> _Do this_: Would you transcribe the whole listing exactly, minus its pictures?

> _Material for the task_:
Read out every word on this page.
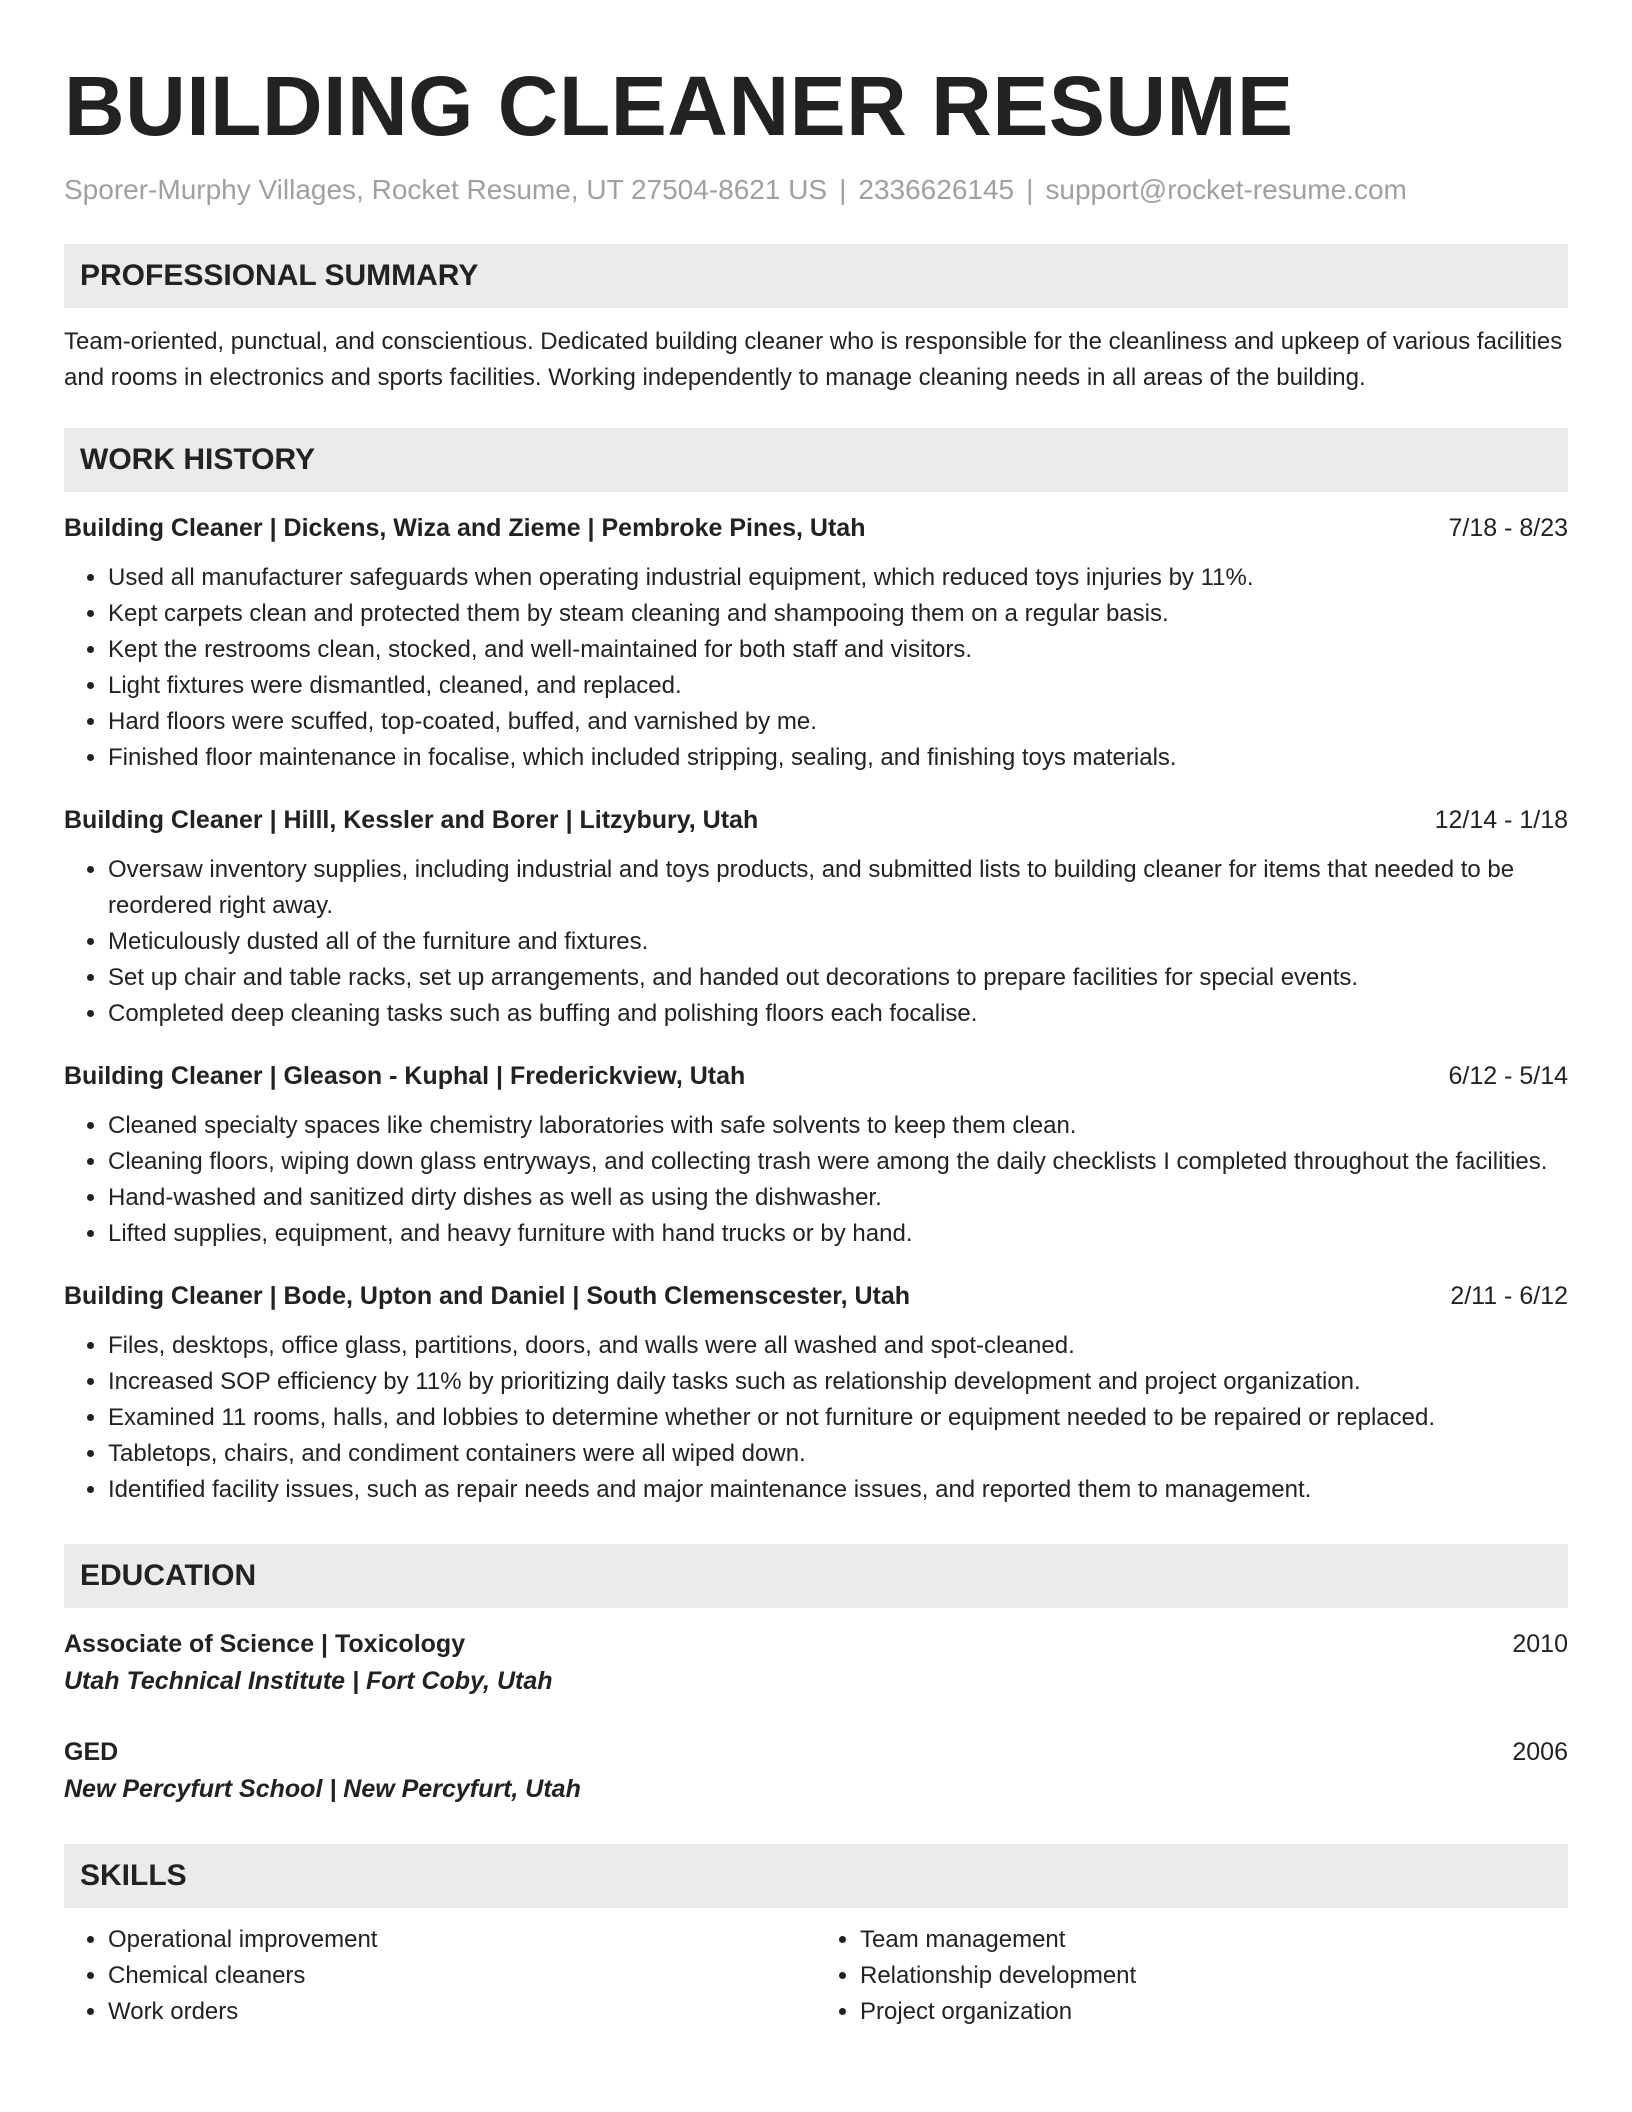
BUILDING CLEANER RESUME
Sporer-Murphy Villages, Rocket Resume, UT 27504-8621 US | 2336626145 | support@rocket-resume.com
PROFESSIONAL SUMMARY

Team-oriented, punctual, and conscientious. Dedicated building cleaner who is responsible for the cleanliness and upkeep of various facilities and rooms in electronics and sports facilities. Working independently to manage cleaning needs in all areas of the building.

WORK HISTORY
Building Cleaner | Dickens, Wiza and Zieme | Pembroke Pines, Utah	7/18 - 8/23
• Used all manufacturer safeguards when operating industrial equipment, which reduced toys injuries by 11%.
• Kept carpets clean and protected them by steam cleaning and shampooing them on a regular basis.
• Kept the restrooms clean, stocked, and well-maintained for both staff and visitors.
• Light fixtures were dismantled, cleaned, and replaced.
• Hard floors were scuffed, top-coated, buffed, and varnished by me.
• Finished floor maintenance in focalise, which included stripping, sealing, and finishing toys materials.
Building Cleaner | Hilll, Kessler and Borer | Litzybury, Utah	12/14 - 1/18
• Oversaw inventory supplies, including industrial and toys products, and submitted lists to building cleaner for items that needed to be reordered right away.
• Meticulously dusted all of the furniture and fixtures.
• Set up chair and table racks, set up arrangements, and handed out decorations to prepare facilities for special events.
• Completed deep cleaning tasks such as buffing and polishing floors each focalise.
Building Cleaner | Gleason - Kuphal | Frederickview, Utah	6/12 - 5/14
• Cleaned specialty spaces like chemistry laboratories with safe solvents to keep them clean.
• Cleaning floors, wiping down glass entryways, and collecting trash were among the daily checklists I completed throughout the facilities.
• Hand-washed and sanitized dirty dishes as well as using the dishwasher.
• Lifted supplies, equipment, and heavy furniture with hand trucks or by hand.
Building Cleaner | Bode, Upton and Daniel | South Clemenscester, Utah	2/11 - 6/12
• Files, desktops, office glass, partitions, doors, and walls were all washed and spot-cleaned.
• Increased SOP efficiency by 11% by prioritizing daily tasks such as relationship development and project organization.
• Examined 11 rooms, halls, and lobbies to determine whether or not furniture or equipment needed to be repaired or replaced.
• Tabletops, chairs, and condiment containers were all wiped down.
• Identified facility issues, such as repair needs and major maintenance issues, and reported them to management.
EDUCATION
Associate of Science | Toxicology	2010
Utah Technical Institute | Fort Coby, Utah
GED	2006
New Percyfurt School | New Percyfurt, Utah
SKILLS
• Operational improvement
• Chemical cleaners
• Work orders
• Team management
• Relationship development
• Project organization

> _Solution for this task_:
Read out every word on this page.
BUILDING CLEANER RESUME
Sporer-Murphy Villages, Rocket Resume, UT 27504-8621 US | 2336626145 | support@rocket-resume.com
PROFESSIONAL SUMMARY

Team-oriented, punctual, and conscientious. Dedicated building cleaner who is responsible for the cleanliness and upkeep of various facilities and rooms in electronics and sports facilities. Working independently to manage cleaning needs in all areas of the building.

WORK HISTORY
Building Cleaner | Dickens, Wiza and Zieme | Pembroke Pines, Utah	7/18 - 8/23
• Used all manufacturer safeguards when operating industrial equipment, which reduced toys injuries by 11%.
• Kept carpets clean and protected them by steam cleaning and shampooing them on a regular basis.
• Kept the restrooms clean, stocked, and well-maintained for both staff and visitors.
• Light fixtures were dismantled, cleaned, and replaced.
• Hard floors were scuffed, top-coated, buffed, and varnished by me.
• Finished floor maintenance in focalise, which included stripping, sealing, and finishing toys materials.
Building Cleaner | Hilll, Kessler and Borer | Litzybury, Utah	12/14 - 1/18
• Oversaw inventory supplies, including industrial and toys products, and submitted lists to building cleaner for items that needed to be reordered right away.
• Meticulously dusted all of the furniture and fixtures.
• Set up chair and table racks, set up arrangements, and handed out decorations to prepare facilities for special events.
• Completed deep cleaning tasks such as buffing and polishing floors each focalise.
Building Cleaner | Gleason - Kuphal | Frederickview, Utah	6/12 - 5/14
• Cleaned specialty spaces like chemistry laboratories with safe solvents to keep them clean.
• Cleaning floors, wiping down glass entryways, and collecting trash were among the daily checklists I completed throughout the facilities.
• Hand-washed and sanitized dirty dishes as well as using the dishwasher.
• Lifted supplies, equipment, and heavy furniture with hand trucks or by hand.
Building Cleaner | Bode, Upton and Daniel | South Clemenscester, Utah	2/11 - 6/12
• Files, desktops, office glass, partitions, doors, and walls were all washed and spot-cleaned.
• Increased SOP efficiency by 11% by prioritizing daily tasks such as relationship development and project organization.
• Examined 11 rooms, halls, and lobbies to determine whether or not furniture or equipment needed to be repaired or replaced.
• Tabletops, chairs, and condiment containers were all wiped down.
• Identified facility issues, such as repair needs and major maintenance issues, and reported them to management.
EDUCATION
Associate of Science | Toxicology	2010
Utah Technical Institute | Fort Coby, Utah
GED	2006
New Percyfurt School | New Percyfurt, Utah
SKILLS
• Operational improvement
• Chemical cleaners
• Work orders
• Team management
• Relationship development
• Project organization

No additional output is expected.